# Directions for this task
Could you copy every line from the material below in which "我定义的定义方法代码段" appears?
________________________
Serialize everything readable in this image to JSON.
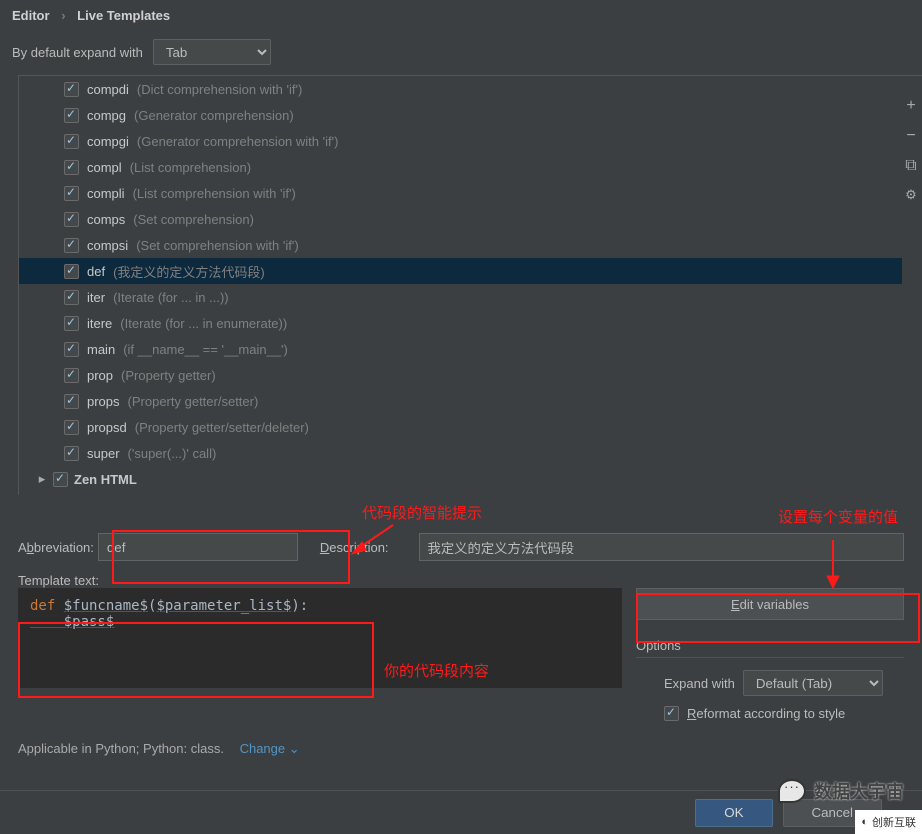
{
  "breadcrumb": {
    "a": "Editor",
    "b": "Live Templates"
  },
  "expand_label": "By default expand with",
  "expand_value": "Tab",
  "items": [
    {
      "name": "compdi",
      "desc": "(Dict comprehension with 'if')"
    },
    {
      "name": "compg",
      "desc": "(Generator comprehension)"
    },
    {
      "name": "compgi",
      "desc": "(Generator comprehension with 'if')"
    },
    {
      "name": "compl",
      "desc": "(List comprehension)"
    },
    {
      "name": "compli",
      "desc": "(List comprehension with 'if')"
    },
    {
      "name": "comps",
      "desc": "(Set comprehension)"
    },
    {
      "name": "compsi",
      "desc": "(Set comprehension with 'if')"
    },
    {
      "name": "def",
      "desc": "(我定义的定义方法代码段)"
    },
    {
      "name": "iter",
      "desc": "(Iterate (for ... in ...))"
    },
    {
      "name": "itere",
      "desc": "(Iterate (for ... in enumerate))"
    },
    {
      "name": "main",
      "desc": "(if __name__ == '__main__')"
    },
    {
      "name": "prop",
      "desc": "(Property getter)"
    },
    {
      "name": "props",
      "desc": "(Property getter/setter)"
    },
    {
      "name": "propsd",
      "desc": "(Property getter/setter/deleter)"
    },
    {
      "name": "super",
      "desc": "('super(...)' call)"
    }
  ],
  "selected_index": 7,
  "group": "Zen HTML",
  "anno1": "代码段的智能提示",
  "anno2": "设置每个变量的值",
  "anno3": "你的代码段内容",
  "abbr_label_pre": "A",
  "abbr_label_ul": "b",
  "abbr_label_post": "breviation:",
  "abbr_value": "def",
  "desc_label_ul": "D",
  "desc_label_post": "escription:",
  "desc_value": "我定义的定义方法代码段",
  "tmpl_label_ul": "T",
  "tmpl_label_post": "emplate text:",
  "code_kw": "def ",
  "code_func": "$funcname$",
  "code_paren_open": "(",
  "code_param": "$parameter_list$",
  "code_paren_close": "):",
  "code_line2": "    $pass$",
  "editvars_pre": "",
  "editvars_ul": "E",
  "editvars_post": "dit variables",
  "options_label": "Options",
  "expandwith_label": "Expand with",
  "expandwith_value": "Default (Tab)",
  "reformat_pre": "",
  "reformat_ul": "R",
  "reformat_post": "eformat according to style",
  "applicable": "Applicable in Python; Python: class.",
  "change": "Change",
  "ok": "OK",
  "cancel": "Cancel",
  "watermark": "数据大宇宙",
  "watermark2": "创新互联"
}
________________________
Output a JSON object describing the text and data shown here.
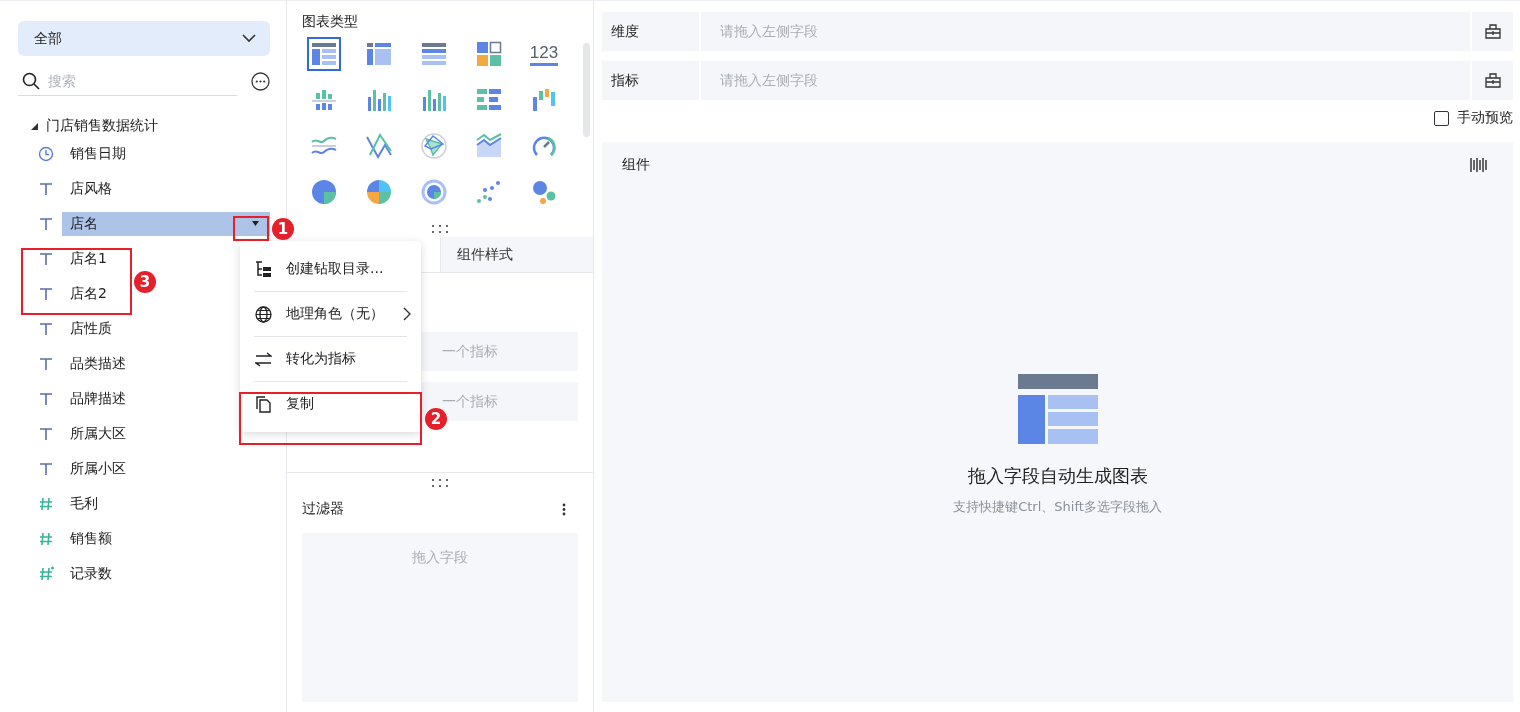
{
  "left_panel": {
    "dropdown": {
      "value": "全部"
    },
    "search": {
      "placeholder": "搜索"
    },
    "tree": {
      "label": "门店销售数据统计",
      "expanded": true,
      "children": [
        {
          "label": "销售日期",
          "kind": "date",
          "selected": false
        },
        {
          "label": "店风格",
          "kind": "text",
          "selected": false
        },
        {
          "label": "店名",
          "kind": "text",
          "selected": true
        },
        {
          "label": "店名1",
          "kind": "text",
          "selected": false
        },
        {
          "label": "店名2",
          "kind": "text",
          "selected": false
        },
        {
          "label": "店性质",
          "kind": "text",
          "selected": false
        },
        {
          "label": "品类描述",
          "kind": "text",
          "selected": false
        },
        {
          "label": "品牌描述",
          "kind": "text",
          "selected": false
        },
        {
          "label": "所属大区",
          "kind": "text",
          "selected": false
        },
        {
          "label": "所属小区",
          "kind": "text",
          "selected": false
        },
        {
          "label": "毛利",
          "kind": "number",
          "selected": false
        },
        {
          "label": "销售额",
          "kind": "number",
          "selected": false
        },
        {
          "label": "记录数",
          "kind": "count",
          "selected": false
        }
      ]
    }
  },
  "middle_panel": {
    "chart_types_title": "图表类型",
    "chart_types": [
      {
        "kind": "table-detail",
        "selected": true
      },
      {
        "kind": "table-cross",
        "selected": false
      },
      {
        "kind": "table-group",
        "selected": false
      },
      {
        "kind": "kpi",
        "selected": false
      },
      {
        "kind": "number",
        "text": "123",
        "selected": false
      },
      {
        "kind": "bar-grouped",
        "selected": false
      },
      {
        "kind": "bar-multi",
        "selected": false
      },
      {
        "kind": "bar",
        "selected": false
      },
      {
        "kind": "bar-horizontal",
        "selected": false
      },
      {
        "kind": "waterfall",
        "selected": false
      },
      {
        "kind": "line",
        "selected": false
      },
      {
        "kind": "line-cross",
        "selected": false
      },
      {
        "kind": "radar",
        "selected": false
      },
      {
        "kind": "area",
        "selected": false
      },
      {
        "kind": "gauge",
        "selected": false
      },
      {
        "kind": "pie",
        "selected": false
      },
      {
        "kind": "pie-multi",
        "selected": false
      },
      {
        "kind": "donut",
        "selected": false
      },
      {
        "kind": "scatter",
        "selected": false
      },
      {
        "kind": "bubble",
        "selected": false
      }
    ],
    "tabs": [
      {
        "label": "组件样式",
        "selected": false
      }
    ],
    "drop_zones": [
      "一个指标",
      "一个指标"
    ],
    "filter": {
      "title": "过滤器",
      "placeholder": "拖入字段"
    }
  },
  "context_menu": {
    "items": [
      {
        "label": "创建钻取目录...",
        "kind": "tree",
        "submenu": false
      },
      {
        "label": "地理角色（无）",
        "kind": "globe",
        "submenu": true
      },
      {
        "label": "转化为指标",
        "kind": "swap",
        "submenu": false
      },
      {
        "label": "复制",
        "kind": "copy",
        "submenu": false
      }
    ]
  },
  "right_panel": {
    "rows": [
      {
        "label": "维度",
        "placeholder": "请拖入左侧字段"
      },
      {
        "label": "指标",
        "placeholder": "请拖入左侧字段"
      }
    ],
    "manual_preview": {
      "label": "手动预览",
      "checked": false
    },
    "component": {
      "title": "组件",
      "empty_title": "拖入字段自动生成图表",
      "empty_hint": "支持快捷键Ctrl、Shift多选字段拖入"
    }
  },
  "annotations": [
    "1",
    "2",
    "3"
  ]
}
________________________
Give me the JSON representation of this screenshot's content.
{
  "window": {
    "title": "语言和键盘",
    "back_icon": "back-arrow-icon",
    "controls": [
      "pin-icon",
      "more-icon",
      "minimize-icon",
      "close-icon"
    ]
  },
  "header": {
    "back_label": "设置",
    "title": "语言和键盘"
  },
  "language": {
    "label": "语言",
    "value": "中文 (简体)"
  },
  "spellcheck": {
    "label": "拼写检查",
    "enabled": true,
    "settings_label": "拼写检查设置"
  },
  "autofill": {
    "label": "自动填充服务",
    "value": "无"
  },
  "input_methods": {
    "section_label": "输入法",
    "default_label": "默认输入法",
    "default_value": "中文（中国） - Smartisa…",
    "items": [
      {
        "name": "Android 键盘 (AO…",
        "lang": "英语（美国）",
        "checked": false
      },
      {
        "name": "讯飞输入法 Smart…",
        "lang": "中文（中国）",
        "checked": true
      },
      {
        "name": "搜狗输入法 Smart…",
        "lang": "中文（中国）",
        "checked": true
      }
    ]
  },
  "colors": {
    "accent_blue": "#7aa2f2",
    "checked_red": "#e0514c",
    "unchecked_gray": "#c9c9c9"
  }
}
________________________
# Solution for this task
      "desc": "(我定义的定义方法代码段)"
  "desc_value": "我定义的定义方法代码段",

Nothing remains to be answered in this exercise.